[Dataset rows]
--*--

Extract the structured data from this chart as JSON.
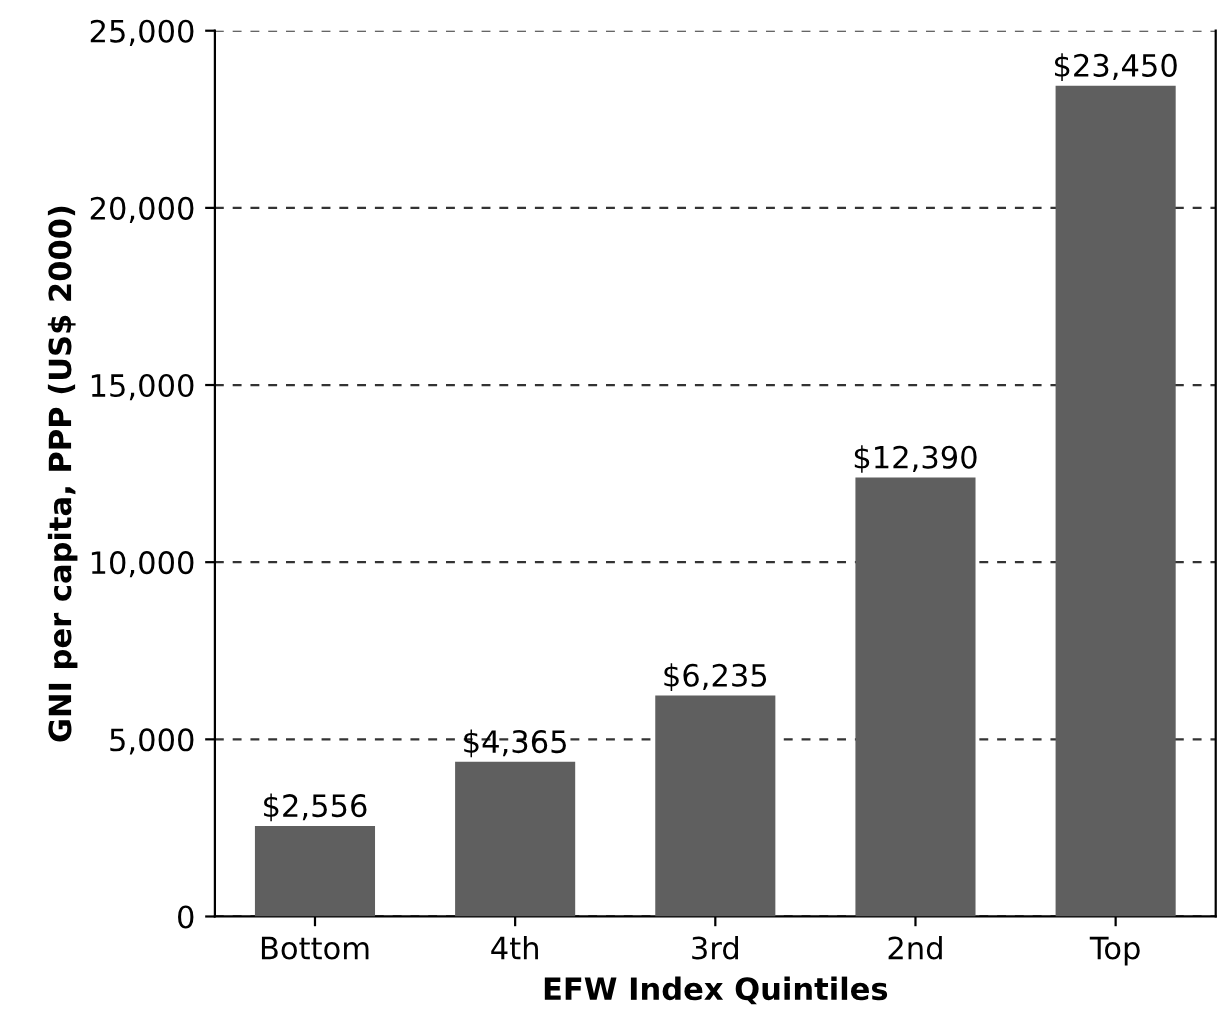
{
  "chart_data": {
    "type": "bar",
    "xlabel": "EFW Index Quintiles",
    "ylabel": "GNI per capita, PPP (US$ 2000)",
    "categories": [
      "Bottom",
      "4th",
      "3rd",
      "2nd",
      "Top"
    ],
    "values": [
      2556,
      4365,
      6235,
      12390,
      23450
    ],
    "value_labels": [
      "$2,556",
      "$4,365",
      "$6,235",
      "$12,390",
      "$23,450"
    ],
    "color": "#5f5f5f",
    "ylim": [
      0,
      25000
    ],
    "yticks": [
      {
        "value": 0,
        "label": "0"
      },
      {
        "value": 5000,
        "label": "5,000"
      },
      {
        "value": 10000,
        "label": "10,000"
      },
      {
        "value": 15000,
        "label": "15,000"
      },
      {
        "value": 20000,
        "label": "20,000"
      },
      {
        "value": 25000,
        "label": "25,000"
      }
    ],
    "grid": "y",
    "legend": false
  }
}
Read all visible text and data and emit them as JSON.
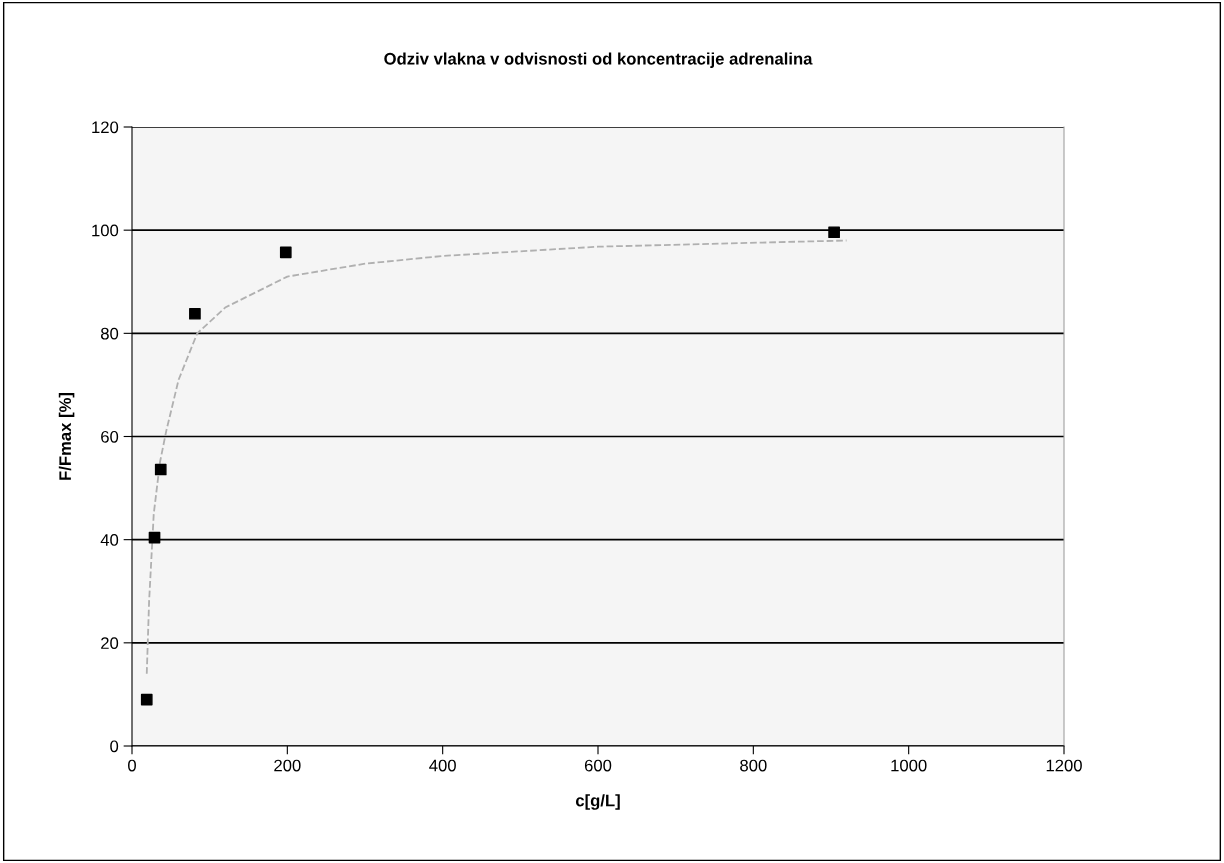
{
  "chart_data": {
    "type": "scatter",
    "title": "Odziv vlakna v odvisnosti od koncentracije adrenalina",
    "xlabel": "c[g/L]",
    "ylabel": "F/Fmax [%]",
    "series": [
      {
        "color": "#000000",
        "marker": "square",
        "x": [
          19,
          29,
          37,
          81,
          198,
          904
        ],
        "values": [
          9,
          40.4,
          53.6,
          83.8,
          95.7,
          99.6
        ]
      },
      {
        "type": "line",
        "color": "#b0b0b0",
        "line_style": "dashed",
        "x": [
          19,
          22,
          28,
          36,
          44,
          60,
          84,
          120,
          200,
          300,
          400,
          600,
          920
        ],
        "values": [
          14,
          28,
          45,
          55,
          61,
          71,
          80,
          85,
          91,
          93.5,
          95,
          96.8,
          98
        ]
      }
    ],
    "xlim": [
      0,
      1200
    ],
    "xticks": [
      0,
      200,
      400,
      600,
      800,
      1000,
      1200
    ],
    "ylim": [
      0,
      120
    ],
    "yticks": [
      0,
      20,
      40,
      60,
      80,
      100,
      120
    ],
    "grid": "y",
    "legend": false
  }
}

--*--

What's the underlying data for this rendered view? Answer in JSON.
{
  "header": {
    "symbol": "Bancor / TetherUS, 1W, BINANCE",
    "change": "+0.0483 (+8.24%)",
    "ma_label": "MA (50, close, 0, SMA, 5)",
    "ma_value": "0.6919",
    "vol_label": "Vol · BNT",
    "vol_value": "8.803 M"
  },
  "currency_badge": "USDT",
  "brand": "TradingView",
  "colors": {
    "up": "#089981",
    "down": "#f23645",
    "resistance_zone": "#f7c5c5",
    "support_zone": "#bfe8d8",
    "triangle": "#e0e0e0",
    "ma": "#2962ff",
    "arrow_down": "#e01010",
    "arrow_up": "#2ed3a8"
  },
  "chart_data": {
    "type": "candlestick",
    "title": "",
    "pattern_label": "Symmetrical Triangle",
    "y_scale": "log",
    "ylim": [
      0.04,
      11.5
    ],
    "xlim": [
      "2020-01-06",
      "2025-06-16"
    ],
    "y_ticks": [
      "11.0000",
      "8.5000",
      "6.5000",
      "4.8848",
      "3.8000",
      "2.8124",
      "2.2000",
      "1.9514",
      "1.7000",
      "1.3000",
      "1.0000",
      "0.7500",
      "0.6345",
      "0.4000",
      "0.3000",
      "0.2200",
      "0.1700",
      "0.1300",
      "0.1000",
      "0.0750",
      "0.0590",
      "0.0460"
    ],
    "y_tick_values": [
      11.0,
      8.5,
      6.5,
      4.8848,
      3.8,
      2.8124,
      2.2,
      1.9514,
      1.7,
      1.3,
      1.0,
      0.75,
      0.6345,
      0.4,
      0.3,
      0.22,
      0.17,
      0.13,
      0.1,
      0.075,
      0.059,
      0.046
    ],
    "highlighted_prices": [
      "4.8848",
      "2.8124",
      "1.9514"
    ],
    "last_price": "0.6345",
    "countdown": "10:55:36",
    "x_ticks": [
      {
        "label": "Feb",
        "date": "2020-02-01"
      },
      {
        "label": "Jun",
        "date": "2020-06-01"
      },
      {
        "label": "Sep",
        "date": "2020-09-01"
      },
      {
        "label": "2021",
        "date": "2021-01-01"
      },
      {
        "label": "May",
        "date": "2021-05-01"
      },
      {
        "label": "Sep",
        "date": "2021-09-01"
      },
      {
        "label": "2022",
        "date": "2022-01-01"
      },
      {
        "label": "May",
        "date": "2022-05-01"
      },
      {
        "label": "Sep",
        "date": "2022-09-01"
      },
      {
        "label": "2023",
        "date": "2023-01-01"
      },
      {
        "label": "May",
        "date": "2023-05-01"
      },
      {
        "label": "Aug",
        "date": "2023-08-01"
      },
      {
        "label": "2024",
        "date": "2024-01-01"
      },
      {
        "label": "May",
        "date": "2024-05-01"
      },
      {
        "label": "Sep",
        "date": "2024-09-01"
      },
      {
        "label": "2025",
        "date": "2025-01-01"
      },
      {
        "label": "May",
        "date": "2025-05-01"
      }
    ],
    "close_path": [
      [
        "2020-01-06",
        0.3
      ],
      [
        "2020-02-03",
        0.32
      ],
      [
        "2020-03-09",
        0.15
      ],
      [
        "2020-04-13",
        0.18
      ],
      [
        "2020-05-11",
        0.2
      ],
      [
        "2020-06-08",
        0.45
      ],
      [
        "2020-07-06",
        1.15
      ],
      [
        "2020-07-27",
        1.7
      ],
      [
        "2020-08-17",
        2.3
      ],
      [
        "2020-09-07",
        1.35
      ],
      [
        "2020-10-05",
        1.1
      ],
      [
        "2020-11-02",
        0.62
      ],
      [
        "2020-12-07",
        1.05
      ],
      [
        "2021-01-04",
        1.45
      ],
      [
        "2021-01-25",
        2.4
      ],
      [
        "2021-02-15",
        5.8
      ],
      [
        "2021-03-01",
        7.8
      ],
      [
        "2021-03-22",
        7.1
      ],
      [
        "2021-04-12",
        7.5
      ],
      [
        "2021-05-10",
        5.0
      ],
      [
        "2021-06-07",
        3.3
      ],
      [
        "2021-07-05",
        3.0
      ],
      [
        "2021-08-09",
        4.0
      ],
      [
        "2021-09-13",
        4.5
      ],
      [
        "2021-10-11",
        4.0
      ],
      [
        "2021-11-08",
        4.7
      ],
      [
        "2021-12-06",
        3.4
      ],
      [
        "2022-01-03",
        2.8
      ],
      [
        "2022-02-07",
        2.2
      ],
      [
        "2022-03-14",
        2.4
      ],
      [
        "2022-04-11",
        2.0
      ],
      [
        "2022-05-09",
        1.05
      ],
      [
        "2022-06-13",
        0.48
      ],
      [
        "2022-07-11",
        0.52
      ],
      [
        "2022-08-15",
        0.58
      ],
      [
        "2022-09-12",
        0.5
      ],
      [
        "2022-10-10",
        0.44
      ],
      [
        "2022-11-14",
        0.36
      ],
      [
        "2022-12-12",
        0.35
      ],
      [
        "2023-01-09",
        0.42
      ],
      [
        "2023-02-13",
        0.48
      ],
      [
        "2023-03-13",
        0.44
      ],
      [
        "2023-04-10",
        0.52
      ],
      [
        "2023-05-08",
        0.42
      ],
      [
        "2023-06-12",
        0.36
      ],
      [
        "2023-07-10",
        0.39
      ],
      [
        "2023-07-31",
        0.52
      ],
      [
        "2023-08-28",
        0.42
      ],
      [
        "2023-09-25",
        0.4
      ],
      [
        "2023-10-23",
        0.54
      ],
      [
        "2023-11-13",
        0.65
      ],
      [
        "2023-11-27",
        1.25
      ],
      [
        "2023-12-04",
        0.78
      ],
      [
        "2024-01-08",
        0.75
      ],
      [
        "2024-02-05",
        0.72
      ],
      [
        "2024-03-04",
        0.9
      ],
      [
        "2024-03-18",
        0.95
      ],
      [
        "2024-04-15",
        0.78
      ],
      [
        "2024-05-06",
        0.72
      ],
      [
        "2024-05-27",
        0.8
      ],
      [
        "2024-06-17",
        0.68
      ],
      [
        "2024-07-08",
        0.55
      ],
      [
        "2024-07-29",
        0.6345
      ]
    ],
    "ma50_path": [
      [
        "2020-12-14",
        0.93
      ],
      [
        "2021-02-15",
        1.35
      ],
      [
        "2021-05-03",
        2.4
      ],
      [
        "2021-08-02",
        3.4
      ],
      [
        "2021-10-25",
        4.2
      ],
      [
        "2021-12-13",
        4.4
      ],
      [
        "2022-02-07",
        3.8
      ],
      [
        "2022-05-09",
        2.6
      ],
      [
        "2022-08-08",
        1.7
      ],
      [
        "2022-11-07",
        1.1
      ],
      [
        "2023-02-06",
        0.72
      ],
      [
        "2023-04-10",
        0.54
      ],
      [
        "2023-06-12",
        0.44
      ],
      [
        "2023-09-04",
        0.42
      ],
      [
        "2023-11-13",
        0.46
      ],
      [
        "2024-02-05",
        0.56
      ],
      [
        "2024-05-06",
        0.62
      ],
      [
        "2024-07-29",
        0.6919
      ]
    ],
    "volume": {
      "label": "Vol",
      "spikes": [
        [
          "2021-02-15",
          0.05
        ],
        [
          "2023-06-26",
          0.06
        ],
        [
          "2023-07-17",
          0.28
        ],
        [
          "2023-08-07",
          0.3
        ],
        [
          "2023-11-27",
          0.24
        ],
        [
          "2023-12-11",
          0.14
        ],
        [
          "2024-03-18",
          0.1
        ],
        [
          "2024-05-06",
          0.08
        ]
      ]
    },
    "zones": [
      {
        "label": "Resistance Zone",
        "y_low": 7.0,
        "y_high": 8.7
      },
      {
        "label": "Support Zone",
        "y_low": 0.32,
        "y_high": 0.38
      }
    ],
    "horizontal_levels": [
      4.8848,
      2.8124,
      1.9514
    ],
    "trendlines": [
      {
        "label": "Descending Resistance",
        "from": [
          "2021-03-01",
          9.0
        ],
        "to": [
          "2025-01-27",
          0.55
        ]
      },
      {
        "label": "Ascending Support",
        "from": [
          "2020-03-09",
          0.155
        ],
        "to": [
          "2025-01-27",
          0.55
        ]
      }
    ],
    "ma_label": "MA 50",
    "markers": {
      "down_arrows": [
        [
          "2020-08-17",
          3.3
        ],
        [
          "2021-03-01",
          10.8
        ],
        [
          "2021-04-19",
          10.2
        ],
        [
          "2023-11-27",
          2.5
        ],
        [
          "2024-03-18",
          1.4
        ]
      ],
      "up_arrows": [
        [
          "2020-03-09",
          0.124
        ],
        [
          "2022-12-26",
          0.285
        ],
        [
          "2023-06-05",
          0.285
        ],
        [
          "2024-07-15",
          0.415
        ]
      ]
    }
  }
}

--*--

Go through the records and show every line with the string "title" in it.

* **THE OUTPUT**
    "title": "Odziv vlakna v odvisnosti od koncentracije adrenalina",
    "title": "",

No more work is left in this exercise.